» Short exercise:
Using the listing below, extract each line that has the word "specific" in it.

» Dataset entries:
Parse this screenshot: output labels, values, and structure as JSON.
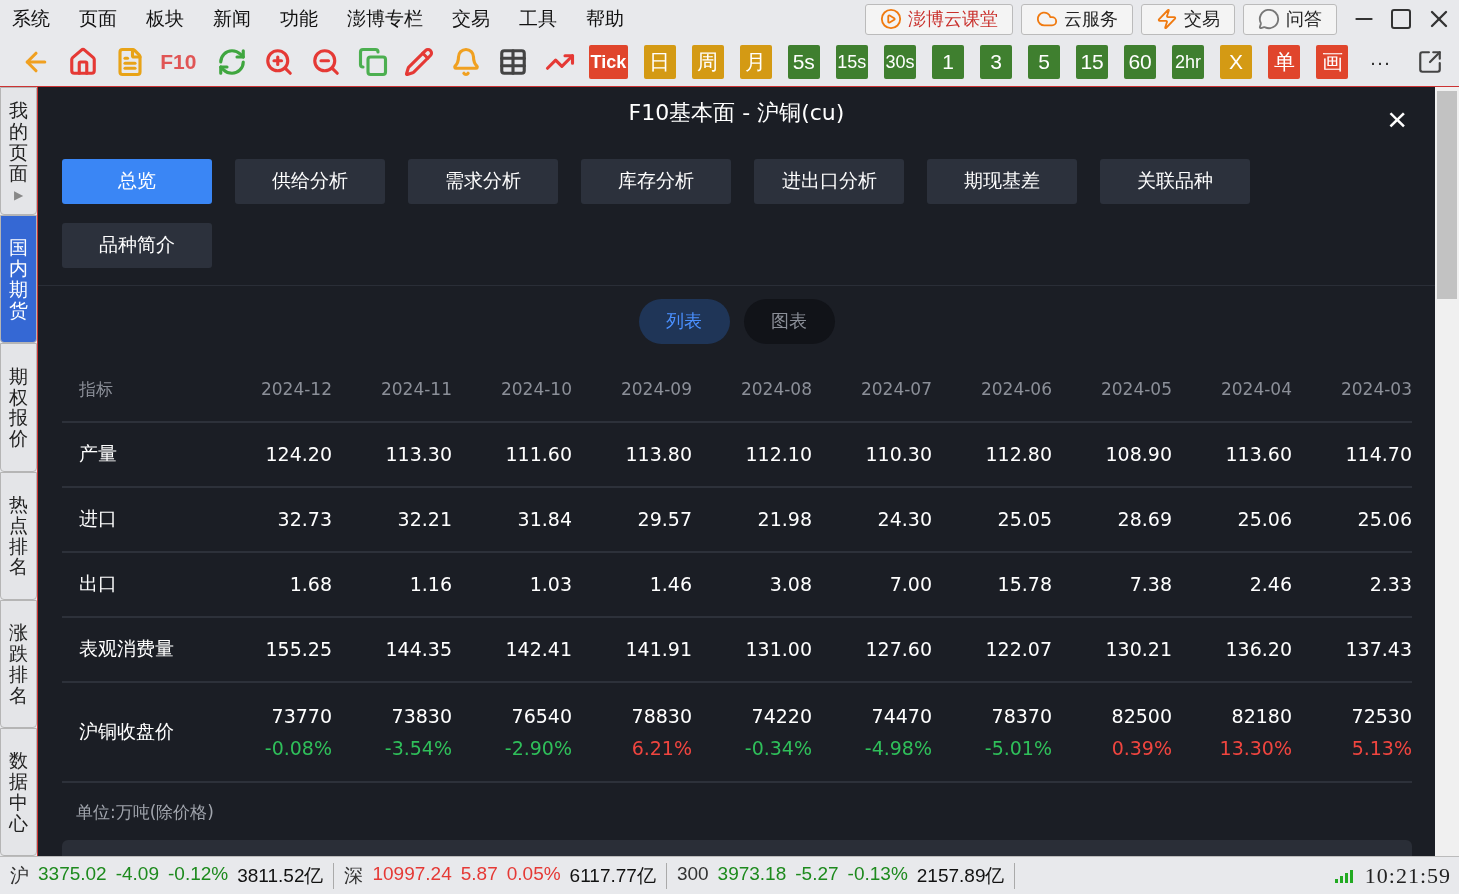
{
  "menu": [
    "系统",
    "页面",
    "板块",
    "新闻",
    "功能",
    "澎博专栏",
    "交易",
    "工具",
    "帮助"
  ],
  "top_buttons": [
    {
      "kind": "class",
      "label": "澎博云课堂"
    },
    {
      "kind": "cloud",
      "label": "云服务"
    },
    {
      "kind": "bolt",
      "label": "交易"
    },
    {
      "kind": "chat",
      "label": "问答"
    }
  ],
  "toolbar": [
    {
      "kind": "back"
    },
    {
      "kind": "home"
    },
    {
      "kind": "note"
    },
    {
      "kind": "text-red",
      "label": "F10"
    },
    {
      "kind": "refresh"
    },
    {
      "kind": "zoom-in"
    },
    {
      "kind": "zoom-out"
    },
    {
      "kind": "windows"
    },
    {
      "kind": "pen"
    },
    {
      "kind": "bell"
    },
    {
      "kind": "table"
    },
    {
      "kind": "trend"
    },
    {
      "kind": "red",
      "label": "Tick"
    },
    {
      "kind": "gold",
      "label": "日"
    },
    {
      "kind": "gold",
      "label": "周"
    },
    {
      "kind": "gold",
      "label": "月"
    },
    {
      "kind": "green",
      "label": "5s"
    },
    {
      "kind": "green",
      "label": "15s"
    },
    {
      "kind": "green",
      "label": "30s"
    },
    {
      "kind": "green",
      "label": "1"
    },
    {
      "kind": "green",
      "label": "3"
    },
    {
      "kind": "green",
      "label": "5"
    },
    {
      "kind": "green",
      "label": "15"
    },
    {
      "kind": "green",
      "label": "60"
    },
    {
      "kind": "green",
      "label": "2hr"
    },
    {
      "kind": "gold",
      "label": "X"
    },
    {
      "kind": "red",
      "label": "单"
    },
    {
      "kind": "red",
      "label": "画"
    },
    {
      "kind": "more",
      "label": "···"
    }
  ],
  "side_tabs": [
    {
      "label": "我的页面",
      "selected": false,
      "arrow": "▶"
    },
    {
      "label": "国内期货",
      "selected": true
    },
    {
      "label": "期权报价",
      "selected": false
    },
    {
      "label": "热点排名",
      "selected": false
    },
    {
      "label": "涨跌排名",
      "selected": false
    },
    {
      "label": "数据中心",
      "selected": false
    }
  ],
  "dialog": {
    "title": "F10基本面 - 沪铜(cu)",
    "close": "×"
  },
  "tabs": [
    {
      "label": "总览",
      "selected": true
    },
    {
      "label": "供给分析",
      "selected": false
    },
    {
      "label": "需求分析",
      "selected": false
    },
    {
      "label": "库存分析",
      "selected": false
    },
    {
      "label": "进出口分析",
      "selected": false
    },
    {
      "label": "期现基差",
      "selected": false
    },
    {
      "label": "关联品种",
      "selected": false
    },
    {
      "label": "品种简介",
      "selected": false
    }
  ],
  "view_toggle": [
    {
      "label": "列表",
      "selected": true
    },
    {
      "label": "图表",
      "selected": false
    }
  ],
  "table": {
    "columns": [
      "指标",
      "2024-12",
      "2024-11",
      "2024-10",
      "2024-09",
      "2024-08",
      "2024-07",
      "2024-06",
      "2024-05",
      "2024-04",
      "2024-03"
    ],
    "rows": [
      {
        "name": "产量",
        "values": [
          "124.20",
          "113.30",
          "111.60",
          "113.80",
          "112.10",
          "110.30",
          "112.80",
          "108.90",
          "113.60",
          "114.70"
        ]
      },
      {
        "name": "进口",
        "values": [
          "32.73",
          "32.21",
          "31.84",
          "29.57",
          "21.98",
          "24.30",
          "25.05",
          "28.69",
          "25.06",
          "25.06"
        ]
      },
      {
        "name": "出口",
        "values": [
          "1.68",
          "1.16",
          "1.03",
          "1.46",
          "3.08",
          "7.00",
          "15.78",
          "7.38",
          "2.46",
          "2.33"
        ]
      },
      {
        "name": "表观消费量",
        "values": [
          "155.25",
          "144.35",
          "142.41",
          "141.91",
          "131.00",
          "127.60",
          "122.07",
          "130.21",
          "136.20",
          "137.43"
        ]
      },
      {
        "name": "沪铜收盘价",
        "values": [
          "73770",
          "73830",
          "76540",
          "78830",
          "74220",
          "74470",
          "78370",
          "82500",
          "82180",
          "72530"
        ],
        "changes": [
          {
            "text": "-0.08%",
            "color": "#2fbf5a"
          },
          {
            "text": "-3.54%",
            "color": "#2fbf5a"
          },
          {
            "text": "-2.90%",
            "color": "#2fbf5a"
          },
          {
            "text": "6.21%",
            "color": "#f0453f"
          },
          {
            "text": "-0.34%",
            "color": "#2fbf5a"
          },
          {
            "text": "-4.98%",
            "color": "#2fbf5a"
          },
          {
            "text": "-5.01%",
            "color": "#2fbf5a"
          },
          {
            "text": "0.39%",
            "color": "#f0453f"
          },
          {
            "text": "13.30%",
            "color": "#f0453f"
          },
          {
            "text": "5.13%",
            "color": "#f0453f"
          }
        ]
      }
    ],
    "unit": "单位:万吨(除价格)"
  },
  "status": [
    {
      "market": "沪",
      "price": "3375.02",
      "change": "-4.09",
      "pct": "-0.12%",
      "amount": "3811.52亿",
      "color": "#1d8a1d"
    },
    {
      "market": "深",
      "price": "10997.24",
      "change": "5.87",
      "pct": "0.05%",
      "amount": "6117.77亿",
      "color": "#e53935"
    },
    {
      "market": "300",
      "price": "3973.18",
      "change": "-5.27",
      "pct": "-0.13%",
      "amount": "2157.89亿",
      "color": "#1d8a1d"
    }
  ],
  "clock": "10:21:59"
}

* * *

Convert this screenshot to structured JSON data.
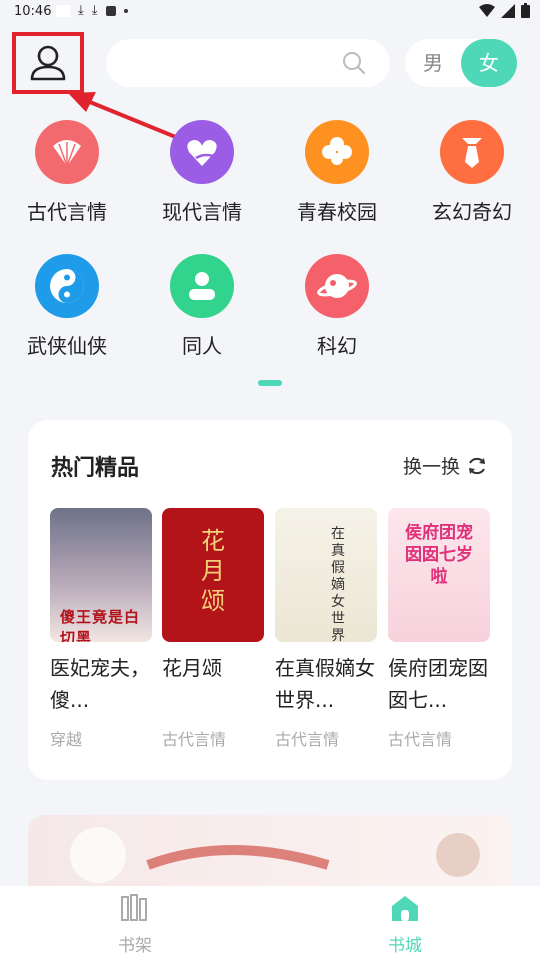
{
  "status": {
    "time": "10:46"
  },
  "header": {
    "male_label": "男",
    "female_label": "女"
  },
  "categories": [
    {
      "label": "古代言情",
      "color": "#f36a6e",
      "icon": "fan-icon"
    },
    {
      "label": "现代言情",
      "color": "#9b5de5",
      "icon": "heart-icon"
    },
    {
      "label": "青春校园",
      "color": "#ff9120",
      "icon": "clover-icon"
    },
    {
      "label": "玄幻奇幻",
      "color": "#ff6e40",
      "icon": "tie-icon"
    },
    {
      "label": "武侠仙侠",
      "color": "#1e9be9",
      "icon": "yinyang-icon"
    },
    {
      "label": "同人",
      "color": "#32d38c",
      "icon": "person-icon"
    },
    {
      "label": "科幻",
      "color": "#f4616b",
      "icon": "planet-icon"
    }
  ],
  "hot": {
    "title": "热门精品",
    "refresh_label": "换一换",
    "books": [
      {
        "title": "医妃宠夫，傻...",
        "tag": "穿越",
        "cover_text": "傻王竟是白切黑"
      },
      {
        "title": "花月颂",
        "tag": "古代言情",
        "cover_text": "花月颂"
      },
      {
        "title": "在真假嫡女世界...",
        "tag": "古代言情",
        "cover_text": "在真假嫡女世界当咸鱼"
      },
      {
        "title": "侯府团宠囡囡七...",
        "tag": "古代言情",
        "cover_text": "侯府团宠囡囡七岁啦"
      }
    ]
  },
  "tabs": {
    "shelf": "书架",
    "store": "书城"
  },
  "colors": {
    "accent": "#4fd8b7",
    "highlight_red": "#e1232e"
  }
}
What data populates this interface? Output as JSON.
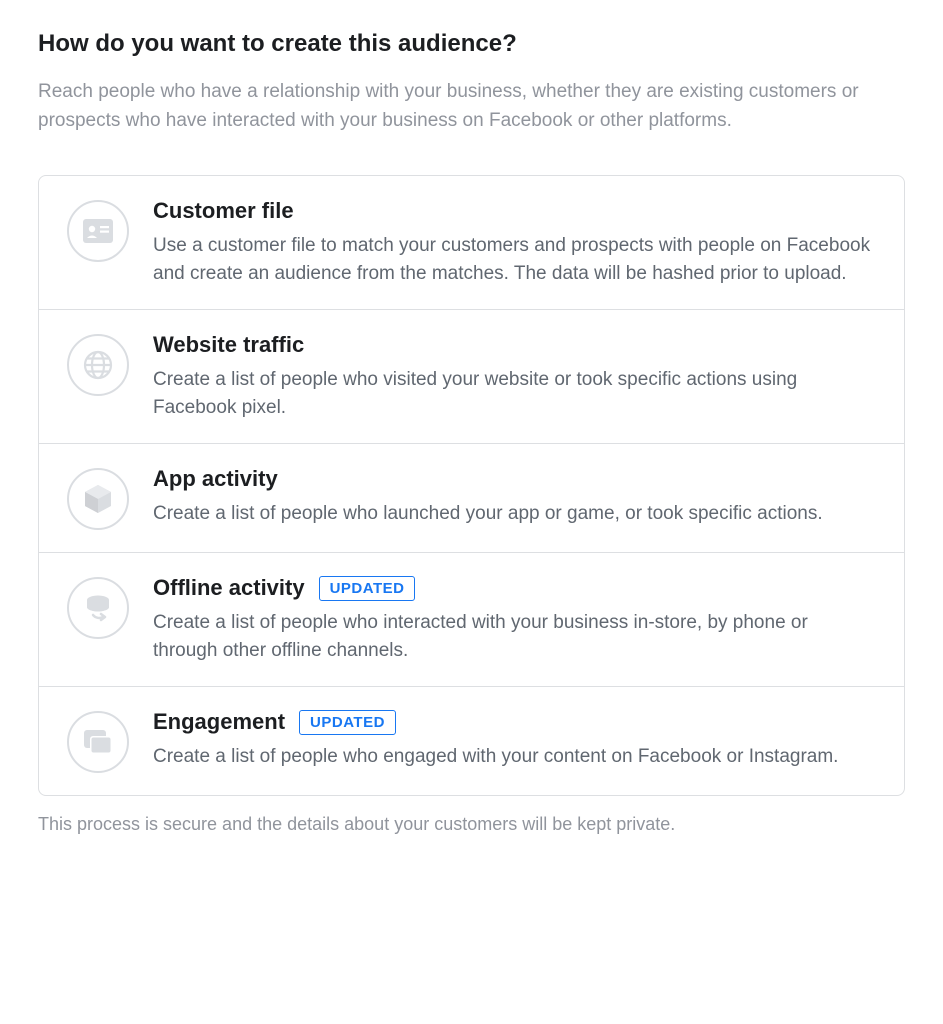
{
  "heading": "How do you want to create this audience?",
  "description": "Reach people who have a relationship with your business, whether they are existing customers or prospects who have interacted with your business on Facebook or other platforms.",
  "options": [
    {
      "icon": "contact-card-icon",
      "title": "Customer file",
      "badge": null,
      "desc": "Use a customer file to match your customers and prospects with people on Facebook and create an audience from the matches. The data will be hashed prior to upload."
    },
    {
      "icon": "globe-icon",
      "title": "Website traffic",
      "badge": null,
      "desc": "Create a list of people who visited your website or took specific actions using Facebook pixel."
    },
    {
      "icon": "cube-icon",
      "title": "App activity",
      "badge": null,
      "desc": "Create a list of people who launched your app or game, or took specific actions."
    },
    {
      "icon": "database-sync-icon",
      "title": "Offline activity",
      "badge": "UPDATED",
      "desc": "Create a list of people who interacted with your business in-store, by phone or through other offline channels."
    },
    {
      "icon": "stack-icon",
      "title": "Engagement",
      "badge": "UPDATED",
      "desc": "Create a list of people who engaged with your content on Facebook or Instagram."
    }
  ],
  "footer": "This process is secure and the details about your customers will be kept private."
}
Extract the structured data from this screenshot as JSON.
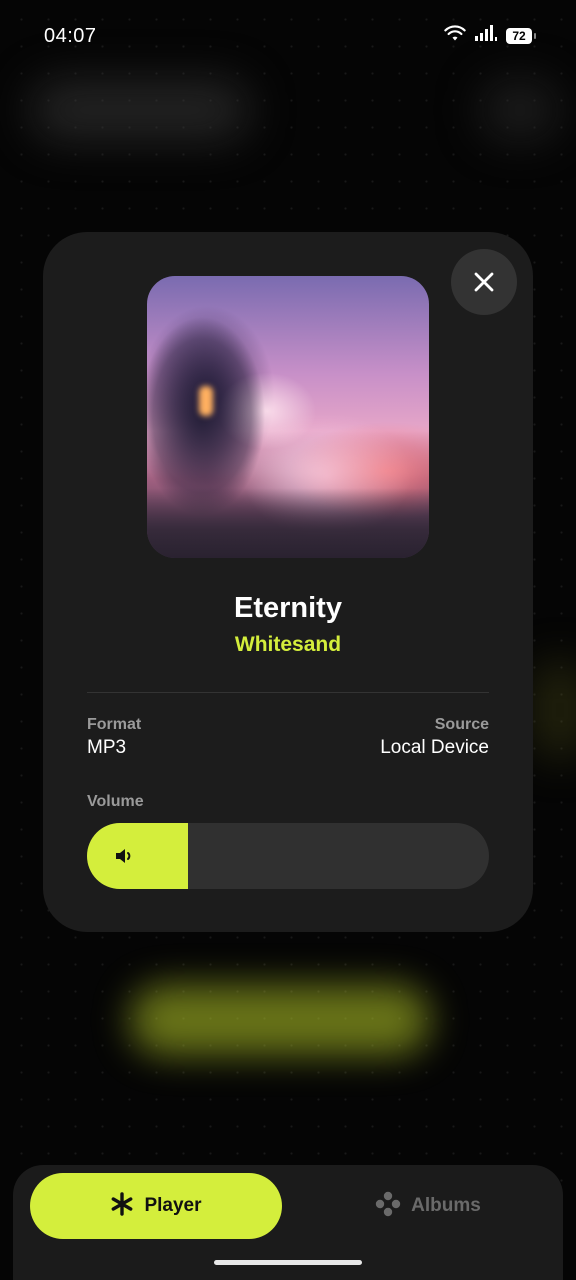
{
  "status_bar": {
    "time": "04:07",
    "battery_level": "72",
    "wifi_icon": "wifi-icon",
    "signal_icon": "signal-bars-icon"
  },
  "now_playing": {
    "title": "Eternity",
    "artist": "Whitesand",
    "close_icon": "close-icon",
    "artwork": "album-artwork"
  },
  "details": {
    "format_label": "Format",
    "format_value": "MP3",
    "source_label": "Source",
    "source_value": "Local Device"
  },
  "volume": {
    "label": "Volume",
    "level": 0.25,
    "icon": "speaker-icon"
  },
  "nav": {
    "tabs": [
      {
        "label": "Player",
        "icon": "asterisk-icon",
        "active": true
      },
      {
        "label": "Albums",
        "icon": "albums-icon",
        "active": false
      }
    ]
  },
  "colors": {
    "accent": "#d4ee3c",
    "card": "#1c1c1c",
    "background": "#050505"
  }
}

» Output:
      "desc": "Create a list of people who visited your website or took specific actions using Facebook pixel."
      "desc": "Create a list of people who launched your app or game, or took specific actions."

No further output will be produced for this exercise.